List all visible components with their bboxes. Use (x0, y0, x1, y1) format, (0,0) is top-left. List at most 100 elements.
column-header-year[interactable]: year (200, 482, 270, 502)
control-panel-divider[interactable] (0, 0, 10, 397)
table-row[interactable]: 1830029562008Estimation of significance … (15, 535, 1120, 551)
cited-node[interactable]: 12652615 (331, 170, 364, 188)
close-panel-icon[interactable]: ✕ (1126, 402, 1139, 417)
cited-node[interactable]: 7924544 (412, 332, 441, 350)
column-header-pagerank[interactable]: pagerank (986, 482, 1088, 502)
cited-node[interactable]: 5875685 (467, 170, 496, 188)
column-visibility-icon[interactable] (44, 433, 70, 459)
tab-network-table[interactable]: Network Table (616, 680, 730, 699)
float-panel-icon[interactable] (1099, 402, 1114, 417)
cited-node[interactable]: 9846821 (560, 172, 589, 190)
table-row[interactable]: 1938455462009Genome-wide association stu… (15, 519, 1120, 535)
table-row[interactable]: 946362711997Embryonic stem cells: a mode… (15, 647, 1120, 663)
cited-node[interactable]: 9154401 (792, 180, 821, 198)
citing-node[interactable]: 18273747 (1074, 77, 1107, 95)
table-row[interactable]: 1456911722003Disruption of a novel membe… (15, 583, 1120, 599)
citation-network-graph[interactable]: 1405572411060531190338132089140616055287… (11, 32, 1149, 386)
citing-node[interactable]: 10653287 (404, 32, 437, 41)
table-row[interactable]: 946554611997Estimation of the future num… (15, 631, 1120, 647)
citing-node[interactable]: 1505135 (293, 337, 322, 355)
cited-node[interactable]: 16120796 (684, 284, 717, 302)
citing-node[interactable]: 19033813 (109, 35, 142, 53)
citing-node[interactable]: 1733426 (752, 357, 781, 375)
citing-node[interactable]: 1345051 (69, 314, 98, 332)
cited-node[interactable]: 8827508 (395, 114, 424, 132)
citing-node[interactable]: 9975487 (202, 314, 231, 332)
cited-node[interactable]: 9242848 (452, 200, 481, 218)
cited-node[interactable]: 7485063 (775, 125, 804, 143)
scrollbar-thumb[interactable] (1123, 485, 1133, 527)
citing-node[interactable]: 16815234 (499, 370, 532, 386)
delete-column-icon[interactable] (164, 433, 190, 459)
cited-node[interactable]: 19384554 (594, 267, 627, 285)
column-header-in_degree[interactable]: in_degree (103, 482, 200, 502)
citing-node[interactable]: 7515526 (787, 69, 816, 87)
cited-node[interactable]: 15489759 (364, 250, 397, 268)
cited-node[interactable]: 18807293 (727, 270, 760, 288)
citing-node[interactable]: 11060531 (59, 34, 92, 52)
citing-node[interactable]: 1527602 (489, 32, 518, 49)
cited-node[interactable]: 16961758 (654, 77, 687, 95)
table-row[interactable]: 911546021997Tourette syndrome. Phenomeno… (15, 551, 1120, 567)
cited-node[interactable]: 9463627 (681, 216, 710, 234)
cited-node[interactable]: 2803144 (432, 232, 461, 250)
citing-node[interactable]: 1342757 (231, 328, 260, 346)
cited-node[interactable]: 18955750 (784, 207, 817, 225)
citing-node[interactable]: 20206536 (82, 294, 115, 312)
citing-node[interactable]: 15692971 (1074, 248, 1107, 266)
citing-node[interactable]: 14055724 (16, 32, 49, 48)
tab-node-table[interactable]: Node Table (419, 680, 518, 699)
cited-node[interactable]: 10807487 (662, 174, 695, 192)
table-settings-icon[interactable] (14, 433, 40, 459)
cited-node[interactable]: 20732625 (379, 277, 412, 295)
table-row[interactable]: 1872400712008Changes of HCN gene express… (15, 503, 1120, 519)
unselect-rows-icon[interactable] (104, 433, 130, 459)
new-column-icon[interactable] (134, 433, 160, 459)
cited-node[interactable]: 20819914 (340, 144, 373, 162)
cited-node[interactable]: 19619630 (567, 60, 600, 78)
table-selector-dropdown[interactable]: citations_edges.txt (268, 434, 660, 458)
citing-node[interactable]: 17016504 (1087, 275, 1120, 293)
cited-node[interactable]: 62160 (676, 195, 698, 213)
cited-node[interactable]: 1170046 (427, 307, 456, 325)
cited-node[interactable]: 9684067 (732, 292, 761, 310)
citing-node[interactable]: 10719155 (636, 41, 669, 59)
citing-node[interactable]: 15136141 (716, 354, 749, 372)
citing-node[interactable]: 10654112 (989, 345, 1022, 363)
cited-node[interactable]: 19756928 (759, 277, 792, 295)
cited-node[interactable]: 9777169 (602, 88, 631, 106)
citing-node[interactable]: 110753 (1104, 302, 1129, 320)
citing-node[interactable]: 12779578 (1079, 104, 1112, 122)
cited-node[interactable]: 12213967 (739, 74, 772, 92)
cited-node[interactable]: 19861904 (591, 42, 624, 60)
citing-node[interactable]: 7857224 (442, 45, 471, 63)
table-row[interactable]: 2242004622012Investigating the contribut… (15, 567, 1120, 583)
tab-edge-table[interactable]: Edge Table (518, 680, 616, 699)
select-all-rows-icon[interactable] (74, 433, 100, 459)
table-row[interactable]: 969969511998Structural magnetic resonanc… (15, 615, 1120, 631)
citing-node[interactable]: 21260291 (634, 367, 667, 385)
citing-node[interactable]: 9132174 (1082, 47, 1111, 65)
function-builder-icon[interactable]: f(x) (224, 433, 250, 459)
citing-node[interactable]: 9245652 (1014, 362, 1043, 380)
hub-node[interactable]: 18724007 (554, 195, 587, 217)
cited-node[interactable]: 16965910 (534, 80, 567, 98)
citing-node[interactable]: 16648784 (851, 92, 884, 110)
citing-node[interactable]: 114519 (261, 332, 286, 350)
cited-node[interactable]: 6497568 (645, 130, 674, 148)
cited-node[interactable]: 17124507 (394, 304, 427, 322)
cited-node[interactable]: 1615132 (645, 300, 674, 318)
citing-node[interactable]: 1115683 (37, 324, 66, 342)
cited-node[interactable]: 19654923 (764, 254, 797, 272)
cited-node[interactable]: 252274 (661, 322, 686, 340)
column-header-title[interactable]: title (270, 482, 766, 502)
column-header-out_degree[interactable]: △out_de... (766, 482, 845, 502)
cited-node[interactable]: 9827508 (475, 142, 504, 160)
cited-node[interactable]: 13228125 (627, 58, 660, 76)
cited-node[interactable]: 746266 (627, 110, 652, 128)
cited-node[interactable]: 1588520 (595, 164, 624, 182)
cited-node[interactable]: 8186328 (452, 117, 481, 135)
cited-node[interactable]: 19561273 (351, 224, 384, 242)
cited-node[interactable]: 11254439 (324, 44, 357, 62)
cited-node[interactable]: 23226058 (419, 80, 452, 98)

THE PROBLEM:
The response must restate every entry word for word.

SOLVED EXERCISE:
List all visible components with their bboxes. Use (x0, y0, x1, y1) format, (0,0) is top-left. List at most 100 elements.
column-header-year[interactable]: year (200, 482, 270, 502)
control-panel-divider[interactable] (0, 0, 10, 397)
table-row[interactable]: 1830029562008Estimation of significance … (15, 535, 1120, 551)
cited-node[interactable]: 12652615 (331, 170, 364, 188)
close-panel-icon[interactable]: ✕ (1126, 402, 1139, 417)
cited-node[interactable]: 7924544 (412, 332, 441, 350)
column-header-pagerank[interactable]: pagerank (986, 482, 1088, 502)
cited-node[interactable]: 5875685 (467, 170, 496, 188)
column-visibility-icon[interactable] (44, 433, 70, 459)
tab-network-table[interactable]: Network Table (616, 680, 730, 699)
float-panel-icon[interactable] (1099, 402, 1114, 417)
cited-node[interactable]: 9846821 (560, 172, 589, 190)
table-row[interactable]: 1938455462009Genome-wide association stu… (15, 519, 1120, 535)
table-row[interactable]: 946362711997Embryonic stem cells: a mode… (15, 647, 1120, 663)
cited-node[interactable]: 9154401 (792, 180, 821, 198)
citing-node[interactable]: 18273747 (1074, 77, 1107, 95)
table-row[interactable]: 1456911722003Disruption of a novel membe… (15, 583, 1120, 599)
citation-network-graph[interactable]: 1405572411060531190338132089140616055287… (11, 32, 1149, 386)
citing-node[interactable]: 10653287 (404, 32, 437, 41)
table-row[interactable]: 946554611997Estimation of the future num… (15, 631, 1120, 647)
citing-node[interactable]: 1505135 (293, 337, 322, 355)
cited-node[interactable]: 16120796 (684, 284, 717, 302)
citing-node[interactable]: 19033813 (109, 35, 142, 53)
citing-node[interactable]: 1733426 (752, 357, 781, 375)
citing-node[interactable]: 1345051 (69, 314, 98, 332)
cited-node[interactable]: 8827508 (395, 114, 424, 132)
citing-node[interactable]: 9975487 (202, 314, 231, 332)
cited-node[interactable]: 9242848 (452, 200, 481, 218)
cited-node[interactable]: 7485063 (775, 125, 804, 143)
scrollbar-thumb[interactable] (1123, 485, 1133, 527)
citing-node[interactable]: 16815234 (499, 370, 532, 386)
delete-column-icon[interactable] (164, 433, 190, 459)
cited-node[interactable]: 19384554 (594, 267, 627, 285)
column-header-in_degree[interactable]: in_degree (103, 482, 200, 502)
citing-node[interactable]: 7515526 (787, 69, 816, 87)
cited-node[interactable]: 15489759 (364, 250, 397, 268)
cited-node[interactable]: 18807293 (727, 270, 760, 288)
citing-node[interactable]: 11060531 (59, 34, 92, 52)
citing-node[interactable]: 1527602 (489, 32, 518, 49)
cited-node[interactable]: 16961758 (654, 77, 687, 95)
table-row[interactable]: 911546021997Tourette syndrome. Phenomeno… (15, 551, 1120, 567)
cited-node[interactable]: 9463627 (681, 216, 710, 234)
cited-node[interactable]: 2803144 (432, 232, 461, 250)
citing-node[interactable]: 1342757 (231, 328, 260, 346)
cited-node[interactable]: 18955750 (784, 207, 817, 225)
citing-node[interactable]: 20206536 (82, 294, 115, 312)
citing-node[interactable]: 15692971 (1074, 248, 1107, 266)
citing-node[interactable]: 14055724 (16, 32, 49, 48)
tab-node-table[interactable]: Node Table (419, 680, 518, 699)
cited-node[interactable]: 10807487 (662, 174, 695, 192)
table-settings-icon[interactable] (14, 433, 40, 459)
cited-node[interactable]: 20732625 (379, 277, 412, 295)
table-row[interactable]: 1872400712008Changes of HCN gene express… (15, 503, 1120, 519)
unselect-rows-icon[interactable] (104, 433, 130, 459)
new-column-icon[interactable] (134, 433, 160, 459)
cited-node[interactable]: 20819914 (340, 144, 373, 162)
cited-node[interactable]: 19619630 (567, 60, 600, 78)
table-selector-dropdown[interactable]: citations_edges.txt (268, 434, 660, 458)
citing-node[interactable]: 17016504 (1087, 275, 1120, 293)
cited-node[interactable]: 62160 (676, 195, 698, 213)
cited-node[interactable]: 1170046 (427, 307, 456, 325)
cited-node[interactable]: 9684067 (732, 292, 761, 310)
citing-node[interactable]: 10719155 (636, 41, 669, 59)
citing-node[interactable]: 15136141 (716, 354, 749, 372)
citing-node[interactable]: 10654112 (989, 345, 1022, 363)
cited-node[interactable]: 19756928 (759, 277, 792, 295)
cited-node[interactable]: 9777169 (602, 88, 631, 106)
citing-node[interactable]: 110753 (1104, 302, 1129, 320)
citing-node[interactable]: 12779578 (1079, 104, 1112, 122)
cited-node[interactable]: 12213967 (739, 74, 772, 92)
cited-node[interactable]: 19861904 (591, 42, 624, 60)
citing-node[interactable]: 7857224 (442, 45, 471, 63)
table-row[interactable]: 2242004622012Investigating the contribut… (15, 567, 1120, 583)
tab-edge-table[interactable]: Edge Table (518, 680, 616, 699)
select-all-rows-icon[interactable] (74, 433, 100, 459)
table-row[interactable]: 969969511998Structural magnetic resonanc… (15, 615, 1120, 631)
citing-node[interactable]: 21260291 (634, 367, 667, 385)
citing-node[interactable]: 9132174 (1082, 47, 1111, 65)
function-builder-icon[interactable]: f(x) (224, 433, 250, 459)
citing-node[interactable]: 9245652 (1014, 362, 1043, 380)
hub-node[interactable]: 18724007 (554, 195, 587, 217)
cited-node[interactable]: 16965910 (534, 80, 567, 98)
citing-node[interactable]: 16648784 (851, 92, 884, 110)
citing-node[interactable]: 114519 (261, 332, 286, 350)
cited-node[interactable]: 6497568 (645, 130, 674, 148)
cited-node[interactable]: 17124507 (394, 304, 427, 322)
cited-node[interactable]: 1615132 (645, 300, 674, 318)
citing-node[interactable]: 1115683 (37, 324, 66, 342)
cited-node[interactable]: 19654923 (764, 254, 797, 272)
cited-node[interactable]: 252274 (661, 322, 686, 340)
column-header-title[interactable]: title (270, 482, 766, 502)
column-header-out_degree[interactable]: △out_de... (766, 482, 845, 502)
cited-node[interactable]: 9827508 (475, 142, 504, 160)
cited-node[interactable]: 13228125 (627, 58, 660, 76)
cited-node[interactable]: 746266 (627, 110, 652, 128)
cited-node[interactable]: 1588520 (595, 164, 624, 182)
cited-node[interactable]: 8186328 (452, 117, 481, 135)
cited-node[interactable]: 19561273 (351, 224, 384, 242)
cited-node[interactable]: 11254439 (324, 44, 357, 62)
cited-node[interactable]: 23226058 (419, 80, 452, 98)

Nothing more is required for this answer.